■ Provided passage ■
/---
I don’t think it’s hardware. It’s a differentiator. Tell me why I (or whoever) should pick an Xbox over a PlayStation?
Microsoft tried to answer that question with Game Pass, seemingly going all in on that concept, paying or outright buying publishers to bring their games to Game Pass. Some people may love Game Pass, but most people I know either never subscribed to it or only tested it when it was like 1,-€ for a month or whatever.
What else differentiates it from the PS5 in a positive way? Sure, the Series X is a bit more powerful than the PS5, but it’s close enough that it basically results in slightly different behavior for games with dynamic resolution scaling, with the PS5 sometimes even pulling ahead oddly enough (probably a more mature SDK, not sure).
The controller is…well, a decent controller. It doesn’t do anything special like adaptive triggers, yet it costs almost the same as a DualSense, and if you count in the optional (!) battery pack, it’s quite a bit more expensive even.
Playing online costs just as much as on PS5 (why do you have to pay extra to play online in 2023, anyways?).
\---
■ Source information ■
/---
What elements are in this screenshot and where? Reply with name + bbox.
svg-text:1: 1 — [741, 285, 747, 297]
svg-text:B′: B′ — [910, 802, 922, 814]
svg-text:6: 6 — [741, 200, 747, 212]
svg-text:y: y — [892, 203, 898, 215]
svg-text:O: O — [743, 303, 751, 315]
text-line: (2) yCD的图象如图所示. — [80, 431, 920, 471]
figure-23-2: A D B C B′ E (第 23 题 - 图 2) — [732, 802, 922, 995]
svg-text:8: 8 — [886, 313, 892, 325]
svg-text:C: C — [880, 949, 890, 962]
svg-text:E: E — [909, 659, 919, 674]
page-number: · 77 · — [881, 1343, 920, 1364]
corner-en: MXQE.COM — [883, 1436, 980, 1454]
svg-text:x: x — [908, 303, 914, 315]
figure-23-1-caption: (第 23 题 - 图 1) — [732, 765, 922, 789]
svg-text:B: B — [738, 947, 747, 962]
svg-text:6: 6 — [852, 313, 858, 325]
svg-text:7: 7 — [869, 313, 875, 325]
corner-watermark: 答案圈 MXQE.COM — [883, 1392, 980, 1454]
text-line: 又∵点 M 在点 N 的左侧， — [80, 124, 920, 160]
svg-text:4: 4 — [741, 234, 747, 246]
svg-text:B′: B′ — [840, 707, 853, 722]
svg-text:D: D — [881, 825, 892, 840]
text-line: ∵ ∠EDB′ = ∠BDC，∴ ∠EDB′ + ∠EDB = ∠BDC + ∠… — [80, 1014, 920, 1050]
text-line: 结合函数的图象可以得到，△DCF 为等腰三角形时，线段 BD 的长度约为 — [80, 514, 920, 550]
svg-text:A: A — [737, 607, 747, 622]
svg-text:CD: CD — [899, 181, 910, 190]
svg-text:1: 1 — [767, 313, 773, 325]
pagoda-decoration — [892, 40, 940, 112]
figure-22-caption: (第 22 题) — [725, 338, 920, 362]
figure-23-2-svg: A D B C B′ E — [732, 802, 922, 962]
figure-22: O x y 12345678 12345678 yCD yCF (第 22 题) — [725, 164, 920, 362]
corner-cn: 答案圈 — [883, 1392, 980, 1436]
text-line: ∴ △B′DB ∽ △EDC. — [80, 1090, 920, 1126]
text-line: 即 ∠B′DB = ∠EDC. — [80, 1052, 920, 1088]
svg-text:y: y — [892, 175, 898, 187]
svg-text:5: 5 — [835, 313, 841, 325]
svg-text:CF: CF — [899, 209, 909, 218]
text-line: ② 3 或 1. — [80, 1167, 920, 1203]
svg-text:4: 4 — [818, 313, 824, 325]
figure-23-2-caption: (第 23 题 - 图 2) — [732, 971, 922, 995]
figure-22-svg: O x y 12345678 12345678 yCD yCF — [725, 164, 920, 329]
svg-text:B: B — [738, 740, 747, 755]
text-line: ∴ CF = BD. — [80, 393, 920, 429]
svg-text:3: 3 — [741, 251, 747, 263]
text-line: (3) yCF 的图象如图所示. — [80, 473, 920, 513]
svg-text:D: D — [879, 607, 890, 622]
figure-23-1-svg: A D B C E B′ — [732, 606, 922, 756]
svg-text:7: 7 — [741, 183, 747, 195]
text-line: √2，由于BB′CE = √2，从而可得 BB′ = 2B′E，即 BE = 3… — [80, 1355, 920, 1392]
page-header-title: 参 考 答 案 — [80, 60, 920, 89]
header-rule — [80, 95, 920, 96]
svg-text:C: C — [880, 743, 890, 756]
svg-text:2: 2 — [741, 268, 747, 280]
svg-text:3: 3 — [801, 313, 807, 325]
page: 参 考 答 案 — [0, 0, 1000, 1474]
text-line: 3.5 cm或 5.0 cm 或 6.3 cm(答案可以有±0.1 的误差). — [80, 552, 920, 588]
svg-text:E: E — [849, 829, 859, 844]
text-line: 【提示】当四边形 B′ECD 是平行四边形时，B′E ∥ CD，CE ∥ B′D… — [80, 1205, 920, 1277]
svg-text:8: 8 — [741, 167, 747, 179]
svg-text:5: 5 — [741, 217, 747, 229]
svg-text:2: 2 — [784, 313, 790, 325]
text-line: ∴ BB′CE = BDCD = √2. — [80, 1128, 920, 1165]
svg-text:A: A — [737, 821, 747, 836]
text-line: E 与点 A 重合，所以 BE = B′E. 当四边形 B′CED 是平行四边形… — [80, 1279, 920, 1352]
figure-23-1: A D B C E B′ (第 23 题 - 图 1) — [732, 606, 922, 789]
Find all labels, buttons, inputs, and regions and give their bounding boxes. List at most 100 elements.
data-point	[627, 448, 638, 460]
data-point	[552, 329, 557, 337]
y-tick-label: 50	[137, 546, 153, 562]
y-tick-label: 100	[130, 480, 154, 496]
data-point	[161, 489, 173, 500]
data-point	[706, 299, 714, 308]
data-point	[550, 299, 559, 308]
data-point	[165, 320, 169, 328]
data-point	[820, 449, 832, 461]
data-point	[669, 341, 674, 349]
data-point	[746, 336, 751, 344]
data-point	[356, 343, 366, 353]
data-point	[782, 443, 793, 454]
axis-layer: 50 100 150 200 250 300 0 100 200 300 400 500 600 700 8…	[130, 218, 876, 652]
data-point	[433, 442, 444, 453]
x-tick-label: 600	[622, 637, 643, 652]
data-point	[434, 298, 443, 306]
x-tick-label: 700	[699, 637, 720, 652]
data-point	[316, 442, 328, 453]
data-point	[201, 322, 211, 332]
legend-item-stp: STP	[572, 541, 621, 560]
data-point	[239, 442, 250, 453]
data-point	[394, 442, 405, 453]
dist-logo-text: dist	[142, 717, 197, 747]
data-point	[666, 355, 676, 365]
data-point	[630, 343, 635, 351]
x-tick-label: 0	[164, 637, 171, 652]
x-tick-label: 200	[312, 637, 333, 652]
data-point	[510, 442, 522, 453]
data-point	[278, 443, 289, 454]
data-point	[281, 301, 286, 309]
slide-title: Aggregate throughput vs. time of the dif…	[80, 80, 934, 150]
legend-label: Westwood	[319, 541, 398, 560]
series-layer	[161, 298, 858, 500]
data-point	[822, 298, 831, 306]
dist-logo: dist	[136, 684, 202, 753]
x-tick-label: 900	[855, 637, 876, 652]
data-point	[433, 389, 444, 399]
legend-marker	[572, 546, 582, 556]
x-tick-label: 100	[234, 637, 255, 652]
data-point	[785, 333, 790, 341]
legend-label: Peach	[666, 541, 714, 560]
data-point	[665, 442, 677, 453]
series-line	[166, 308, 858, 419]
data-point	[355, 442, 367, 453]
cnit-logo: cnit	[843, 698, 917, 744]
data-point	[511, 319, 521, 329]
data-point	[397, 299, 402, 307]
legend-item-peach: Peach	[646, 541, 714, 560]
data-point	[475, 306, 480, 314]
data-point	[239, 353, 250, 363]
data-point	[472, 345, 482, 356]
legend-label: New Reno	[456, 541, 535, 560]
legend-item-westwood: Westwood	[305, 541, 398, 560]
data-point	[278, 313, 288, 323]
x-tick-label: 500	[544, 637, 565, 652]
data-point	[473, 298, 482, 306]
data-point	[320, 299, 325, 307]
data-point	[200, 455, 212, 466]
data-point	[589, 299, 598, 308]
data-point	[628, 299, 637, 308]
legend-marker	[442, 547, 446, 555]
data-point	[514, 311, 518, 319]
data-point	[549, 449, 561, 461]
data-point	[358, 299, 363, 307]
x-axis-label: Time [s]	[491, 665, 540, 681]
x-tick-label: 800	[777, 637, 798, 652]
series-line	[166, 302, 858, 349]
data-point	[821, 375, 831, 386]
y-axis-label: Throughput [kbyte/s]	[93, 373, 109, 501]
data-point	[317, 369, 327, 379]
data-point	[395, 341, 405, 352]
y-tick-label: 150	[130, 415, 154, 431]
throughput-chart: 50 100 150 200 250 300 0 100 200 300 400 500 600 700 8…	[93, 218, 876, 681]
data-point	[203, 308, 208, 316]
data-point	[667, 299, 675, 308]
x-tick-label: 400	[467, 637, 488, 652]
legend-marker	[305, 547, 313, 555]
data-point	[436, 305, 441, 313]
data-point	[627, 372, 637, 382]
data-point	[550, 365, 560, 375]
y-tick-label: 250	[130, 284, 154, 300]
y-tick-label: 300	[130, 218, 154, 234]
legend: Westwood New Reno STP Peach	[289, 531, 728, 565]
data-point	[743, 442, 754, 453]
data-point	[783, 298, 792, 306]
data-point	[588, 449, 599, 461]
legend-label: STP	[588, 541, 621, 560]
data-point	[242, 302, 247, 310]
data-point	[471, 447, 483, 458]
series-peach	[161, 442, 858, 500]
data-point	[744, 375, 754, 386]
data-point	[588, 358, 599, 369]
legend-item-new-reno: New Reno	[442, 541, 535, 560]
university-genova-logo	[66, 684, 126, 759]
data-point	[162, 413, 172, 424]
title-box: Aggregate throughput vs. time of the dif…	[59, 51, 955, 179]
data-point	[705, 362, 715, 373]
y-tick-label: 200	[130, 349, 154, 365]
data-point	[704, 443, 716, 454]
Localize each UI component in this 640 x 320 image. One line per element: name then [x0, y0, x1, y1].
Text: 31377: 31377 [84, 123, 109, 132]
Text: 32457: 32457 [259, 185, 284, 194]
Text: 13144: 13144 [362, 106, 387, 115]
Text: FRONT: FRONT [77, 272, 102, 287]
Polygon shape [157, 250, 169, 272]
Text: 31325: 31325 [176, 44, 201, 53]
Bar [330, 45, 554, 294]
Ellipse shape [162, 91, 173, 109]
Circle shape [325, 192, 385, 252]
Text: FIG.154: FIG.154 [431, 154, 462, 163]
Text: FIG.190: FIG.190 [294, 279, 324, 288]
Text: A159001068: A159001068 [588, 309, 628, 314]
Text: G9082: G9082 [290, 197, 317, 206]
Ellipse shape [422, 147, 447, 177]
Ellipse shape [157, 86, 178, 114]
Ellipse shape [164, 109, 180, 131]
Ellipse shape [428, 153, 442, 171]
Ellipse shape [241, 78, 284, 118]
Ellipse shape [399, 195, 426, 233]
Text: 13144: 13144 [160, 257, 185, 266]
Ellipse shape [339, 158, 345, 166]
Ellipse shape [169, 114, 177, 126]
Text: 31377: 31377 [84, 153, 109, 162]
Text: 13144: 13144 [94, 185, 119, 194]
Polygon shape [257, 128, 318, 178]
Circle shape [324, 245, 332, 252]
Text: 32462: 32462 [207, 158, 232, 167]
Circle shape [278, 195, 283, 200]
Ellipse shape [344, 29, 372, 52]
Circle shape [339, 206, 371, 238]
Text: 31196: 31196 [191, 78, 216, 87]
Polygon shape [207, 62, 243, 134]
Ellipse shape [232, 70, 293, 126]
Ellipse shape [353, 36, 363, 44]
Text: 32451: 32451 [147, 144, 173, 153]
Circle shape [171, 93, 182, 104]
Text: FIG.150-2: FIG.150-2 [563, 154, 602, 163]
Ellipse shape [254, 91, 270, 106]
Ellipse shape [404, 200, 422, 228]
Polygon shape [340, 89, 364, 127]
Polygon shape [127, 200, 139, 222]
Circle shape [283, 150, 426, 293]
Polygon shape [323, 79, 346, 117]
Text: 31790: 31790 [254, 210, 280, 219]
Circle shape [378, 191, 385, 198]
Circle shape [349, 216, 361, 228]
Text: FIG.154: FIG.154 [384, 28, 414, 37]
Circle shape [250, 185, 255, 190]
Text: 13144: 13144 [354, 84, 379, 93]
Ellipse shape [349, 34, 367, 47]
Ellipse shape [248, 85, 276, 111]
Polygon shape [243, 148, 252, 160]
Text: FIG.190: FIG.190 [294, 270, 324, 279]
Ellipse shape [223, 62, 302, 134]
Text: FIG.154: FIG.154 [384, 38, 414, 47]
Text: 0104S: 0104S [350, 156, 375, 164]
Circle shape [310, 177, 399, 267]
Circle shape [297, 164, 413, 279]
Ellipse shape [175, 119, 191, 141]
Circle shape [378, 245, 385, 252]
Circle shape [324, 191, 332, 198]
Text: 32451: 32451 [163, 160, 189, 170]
\---
■ Exercise requirements ■
**1.** Can you change "controller" to "gamepad" in the Xbox-versus-PlayStation post and give the stretch from "What else differentiates" up to and including "in 2023, anyways?)." with that swap made?
**2.** Can you continue the Xbox-versus-PlayStation post from where it stops?
The records have nothing to do with this.

■ Outputs in order ■
**1.**
What else differentiates it from the PS5 in a positive way? Sure, the Series X is a bit more powerful than the PS5, but it’s close enough that it basically results in slightly different behavior for games with dynamic resolution scaling, with the PS5 sometimes even pulling ahead oddly enough (probably a more mature SDK, not sure).
The gamepad is…well, a decent gamepad. It doesn’t do anything special like adaptive triggers, yet it costs almost the same as a DualSense, and if you count in the optional (!) battery pack, it’s quite a bit more expensive even.
Playing online costs just as much as on PS5 (why do you have to pay extra to play online in 2023, anyways?).

**2.**
Of the few mentionable exclusive games, most are honestly just mediocre (also in terms of critical acclaim).
What’s left? Backwards compatibility for 360 games? Sure that’s nice, but surely not a system seller for most people, especially when they don’t already have a ton of 360 games.
I just don’t see many cases where someone would prefer the Xbox Series X to a PlayStation 5, without even taking into account what platform their friends are on.
If you want to win market share, deliver a better product. With better services. With better conditions. For lower prices.
That is how it works. Crying to the public about how unfair it is because Sony has such a large installed base already because of how Microsoft fucked up the Xbox One generation (at or even before launch) is NOT how it works.